> **WORK INSTRUCTIONS**
All of the data below must be repeated exactly.

Source data
◆ ◆ ◆

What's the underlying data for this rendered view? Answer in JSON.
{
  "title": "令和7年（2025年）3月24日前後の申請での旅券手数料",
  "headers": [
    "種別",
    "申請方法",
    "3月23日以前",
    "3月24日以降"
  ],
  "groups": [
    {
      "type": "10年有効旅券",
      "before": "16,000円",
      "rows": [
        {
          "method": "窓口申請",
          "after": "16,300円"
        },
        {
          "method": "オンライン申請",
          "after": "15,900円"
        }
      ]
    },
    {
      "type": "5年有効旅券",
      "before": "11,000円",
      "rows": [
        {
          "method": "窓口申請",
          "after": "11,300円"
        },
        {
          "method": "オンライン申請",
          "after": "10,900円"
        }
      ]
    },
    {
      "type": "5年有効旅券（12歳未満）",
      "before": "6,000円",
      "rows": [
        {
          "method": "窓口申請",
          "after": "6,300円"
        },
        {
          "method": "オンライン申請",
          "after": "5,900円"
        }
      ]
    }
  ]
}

◆ ◆ ◆

> **FINISHED ANSWER**
What's the underlying data for this rendered view? Answer in JSON.
{
  "title": "令和7年（2025年）3月24日前後の申請での旅券手数料",
  "headers": [
    "種別",
    "申請方法",
    "3月23日以前",
    "3月24日以降"
  ],
  "groups": [
    {
      "type": "10年有効旅券",
      "before": "16,000円",
      "rows": [
        {
          "method": "窓口申請",
          "after": "16,300円"
        },
        {
          "method": "オンライン申請",
          "after": "15,900円"
        }
      ]
    },
    {
      "type": "5年有効旅券",
      "before": "11,000円",
      "rows": [
        {
          "method": "窓口申請",
          "after": "11,300円"
        },
        {
          "method": "オンライン申請",
          "after": "10,900円"
        }
      ]
    },
    {
      "type": "5年有効旅券（12歳未満）",
      "before": "6,000円",
      "rows": [
        {
          "method": "窓口申請",
          "after": "6,300円"
        },
        {
          "method": "オンライン申請",
          "after": "5,900円"
        }
      ]
    }
  ]
}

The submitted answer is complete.